■ Problem statement: From the material below, list every line containing "where".

[Collected data entries]
-------------------------

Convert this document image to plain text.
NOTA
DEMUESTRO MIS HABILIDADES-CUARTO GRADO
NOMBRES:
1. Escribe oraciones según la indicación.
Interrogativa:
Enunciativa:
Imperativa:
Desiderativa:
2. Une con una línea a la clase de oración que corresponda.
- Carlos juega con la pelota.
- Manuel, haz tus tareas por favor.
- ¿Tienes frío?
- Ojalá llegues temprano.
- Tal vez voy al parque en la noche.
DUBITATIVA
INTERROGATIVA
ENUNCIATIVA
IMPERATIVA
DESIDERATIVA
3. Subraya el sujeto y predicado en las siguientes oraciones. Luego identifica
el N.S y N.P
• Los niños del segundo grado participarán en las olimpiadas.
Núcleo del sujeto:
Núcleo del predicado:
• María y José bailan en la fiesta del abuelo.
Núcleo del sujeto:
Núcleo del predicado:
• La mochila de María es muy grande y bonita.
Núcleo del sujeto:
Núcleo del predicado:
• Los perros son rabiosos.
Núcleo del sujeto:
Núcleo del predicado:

-------------------------

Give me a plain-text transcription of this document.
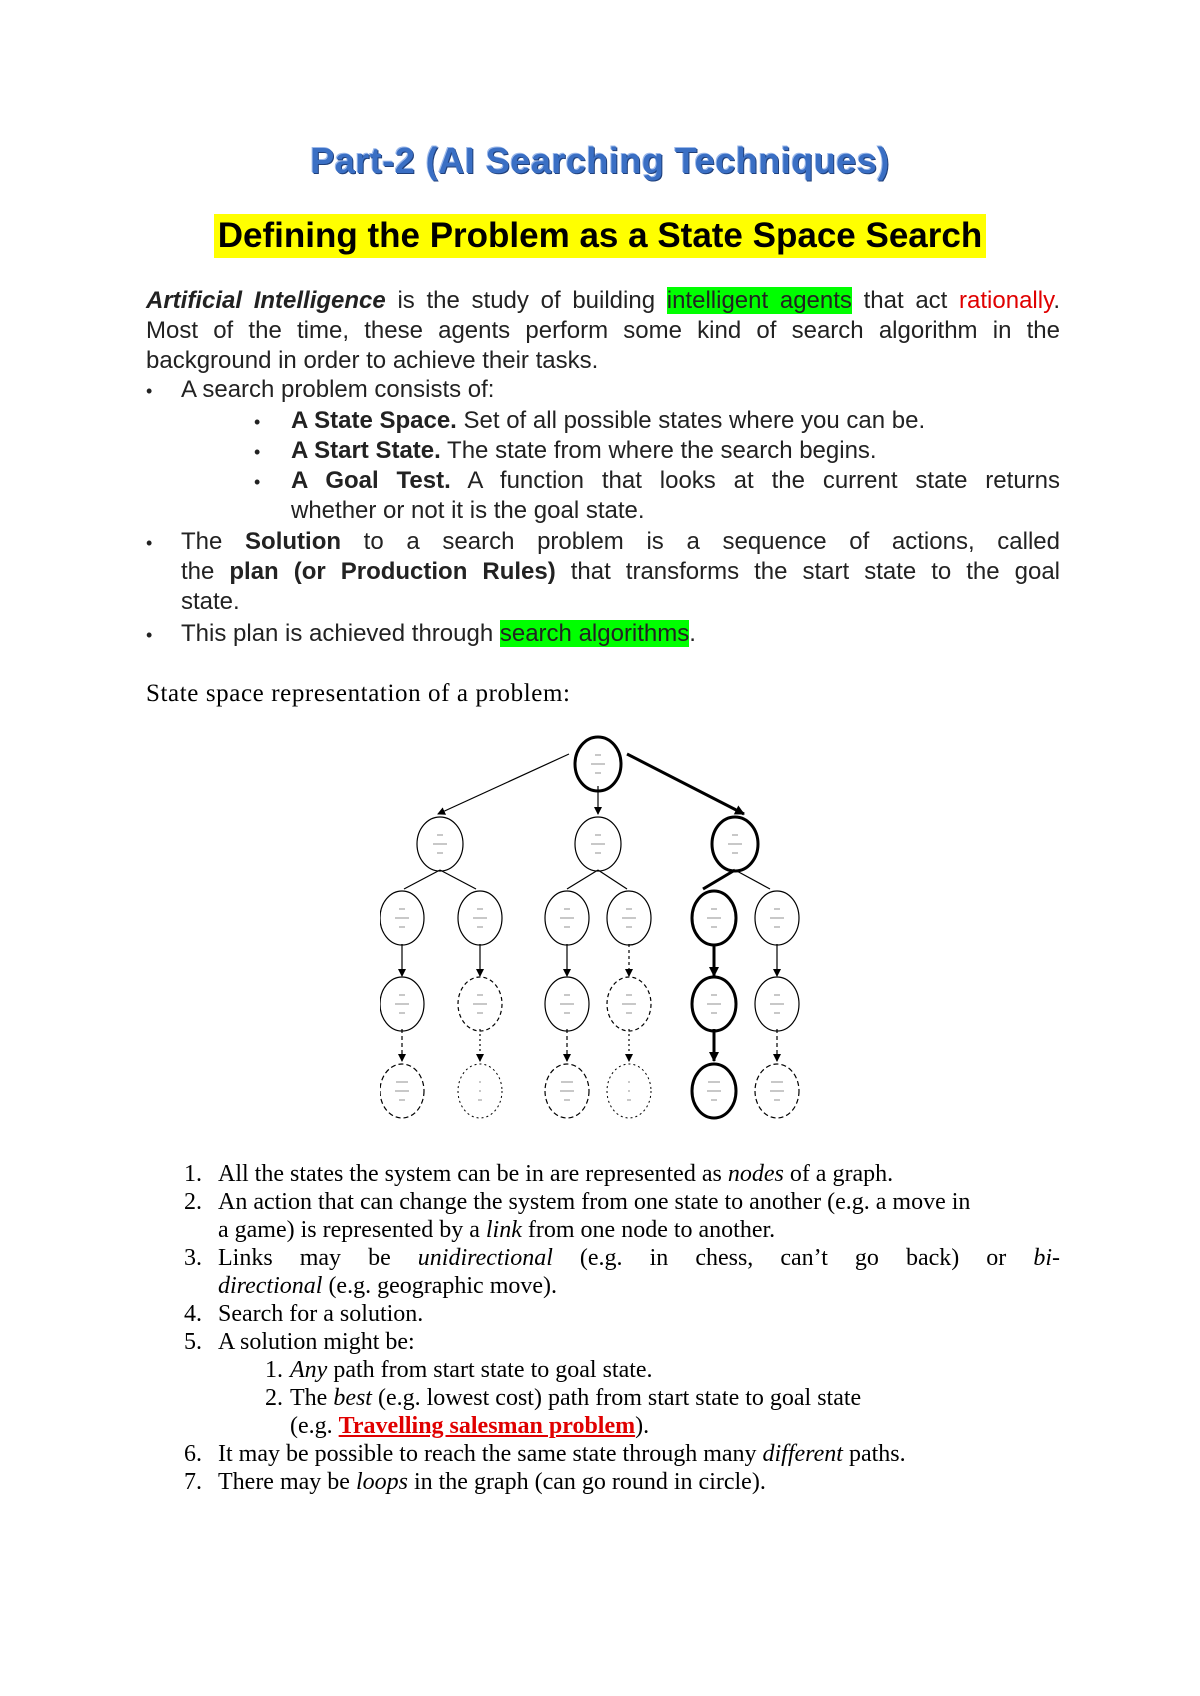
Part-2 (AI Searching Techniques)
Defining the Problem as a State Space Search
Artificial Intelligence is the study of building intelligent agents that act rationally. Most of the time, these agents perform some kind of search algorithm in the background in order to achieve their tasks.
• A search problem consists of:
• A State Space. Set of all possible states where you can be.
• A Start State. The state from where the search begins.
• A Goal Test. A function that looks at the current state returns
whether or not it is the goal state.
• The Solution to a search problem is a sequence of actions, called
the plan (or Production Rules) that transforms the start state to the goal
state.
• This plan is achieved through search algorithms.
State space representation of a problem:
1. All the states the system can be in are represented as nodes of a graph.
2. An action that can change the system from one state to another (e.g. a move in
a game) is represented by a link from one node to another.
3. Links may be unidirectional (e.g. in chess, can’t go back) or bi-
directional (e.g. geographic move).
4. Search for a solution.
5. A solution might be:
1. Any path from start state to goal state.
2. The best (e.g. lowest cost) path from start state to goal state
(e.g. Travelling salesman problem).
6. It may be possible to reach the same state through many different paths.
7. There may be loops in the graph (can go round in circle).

-------------------------

■ Complete output:
• A State Space. Set of all possible states where you can be.
• A Start State. The state from where the search begins.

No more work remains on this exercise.